WORK TO COMPLETE: Only the number is wanted: how many lines of the data contain "vermessenhait"?
□ □ □
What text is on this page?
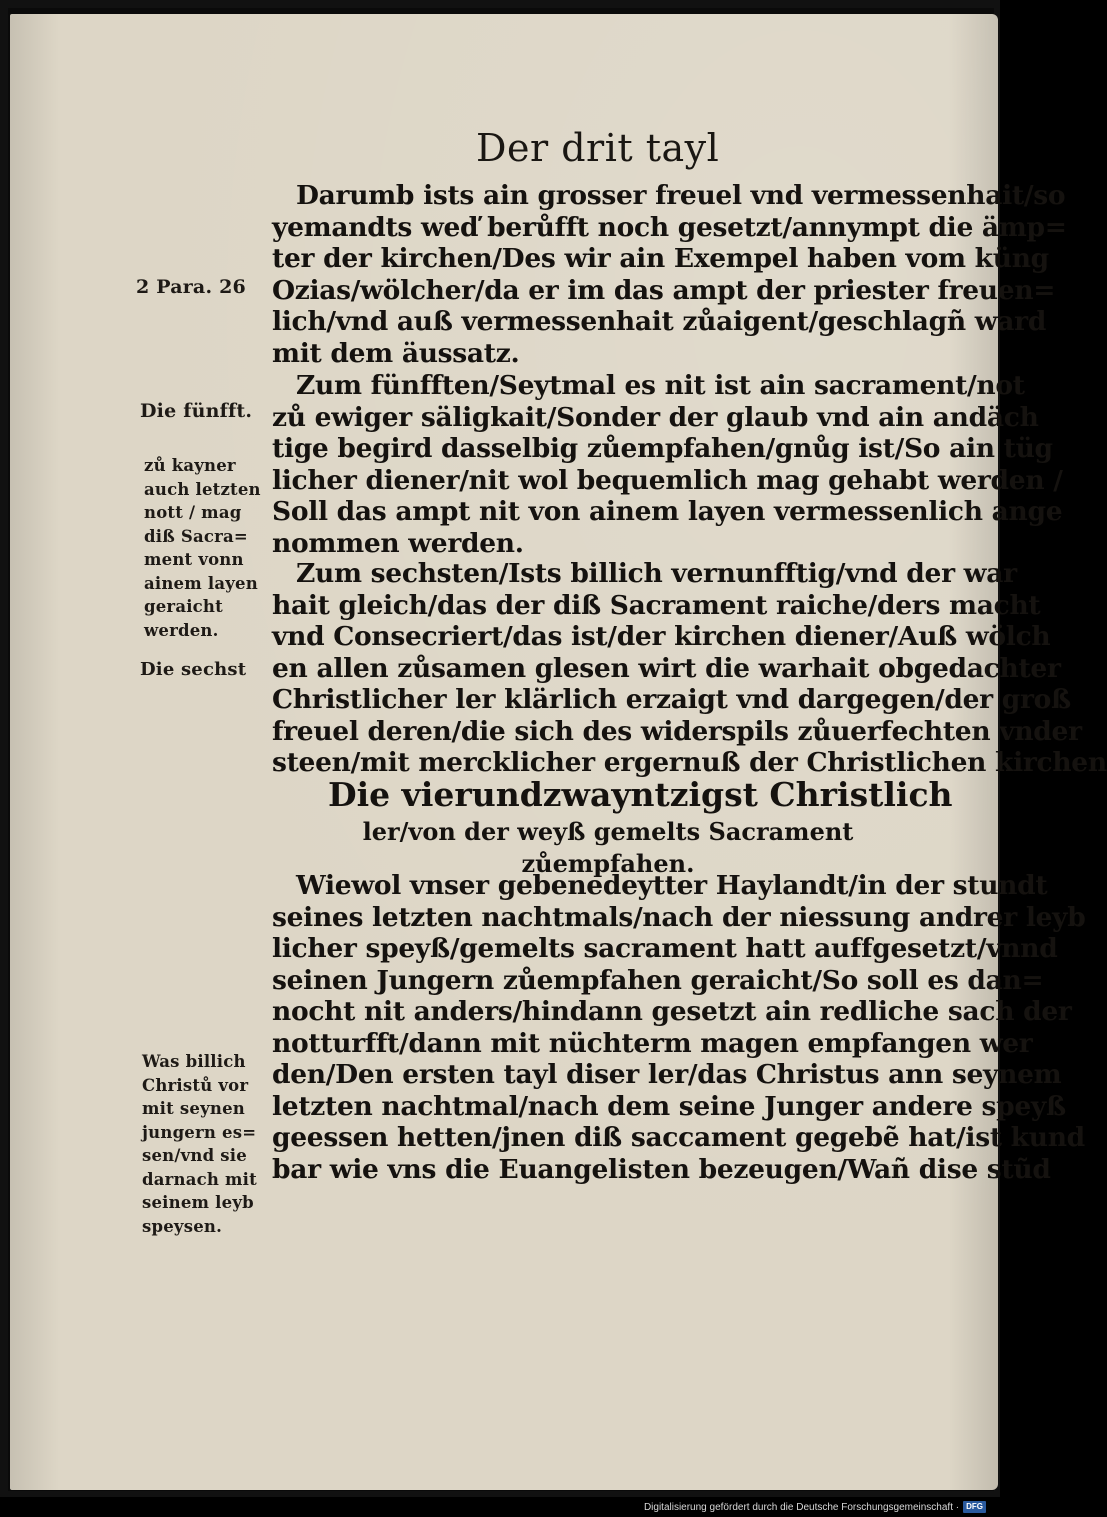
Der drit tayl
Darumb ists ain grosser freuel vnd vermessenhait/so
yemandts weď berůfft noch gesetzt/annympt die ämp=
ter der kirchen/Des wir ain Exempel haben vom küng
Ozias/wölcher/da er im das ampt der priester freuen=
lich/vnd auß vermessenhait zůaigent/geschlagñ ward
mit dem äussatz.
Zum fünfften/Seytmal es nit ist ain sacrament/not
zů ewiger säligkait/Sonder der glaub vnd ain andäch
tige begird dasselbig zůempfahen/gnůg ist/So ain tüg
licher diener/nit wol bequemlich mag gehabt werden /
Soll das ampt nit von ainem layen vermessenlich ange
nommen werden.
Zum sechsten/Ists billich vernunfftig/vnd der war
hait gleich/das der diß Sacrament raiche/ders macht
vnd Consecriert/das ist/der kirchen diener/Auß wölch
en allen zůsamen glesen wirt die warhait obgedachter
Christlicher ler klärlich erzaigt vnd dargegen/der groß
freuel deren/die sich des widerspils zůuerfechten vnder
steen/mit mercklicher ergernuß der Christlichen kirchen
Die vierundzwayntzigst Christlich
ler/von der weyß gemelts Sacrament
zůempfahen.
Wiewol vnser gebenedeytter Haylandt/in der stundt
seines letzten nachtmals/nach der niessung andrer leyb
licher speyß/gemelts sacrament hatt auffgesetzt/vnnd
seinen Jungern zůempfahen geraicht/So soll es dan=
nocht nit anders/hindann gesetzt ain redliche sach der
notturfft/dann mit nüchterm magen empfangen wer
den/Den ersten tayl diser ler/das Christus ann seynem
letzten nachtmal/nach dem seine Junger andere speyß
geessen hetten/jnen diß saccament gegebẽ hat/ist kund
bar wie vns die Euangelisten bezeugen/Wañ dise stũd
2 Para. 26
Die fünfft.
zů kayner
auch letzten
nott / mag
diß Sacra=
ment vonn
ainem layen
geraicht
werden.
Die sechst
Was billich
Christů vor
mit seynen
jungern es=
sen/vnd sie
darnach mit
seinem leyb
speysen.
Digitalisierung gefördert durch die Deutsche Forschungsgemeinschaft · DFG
□ □ □
TASK SOLUTION: 2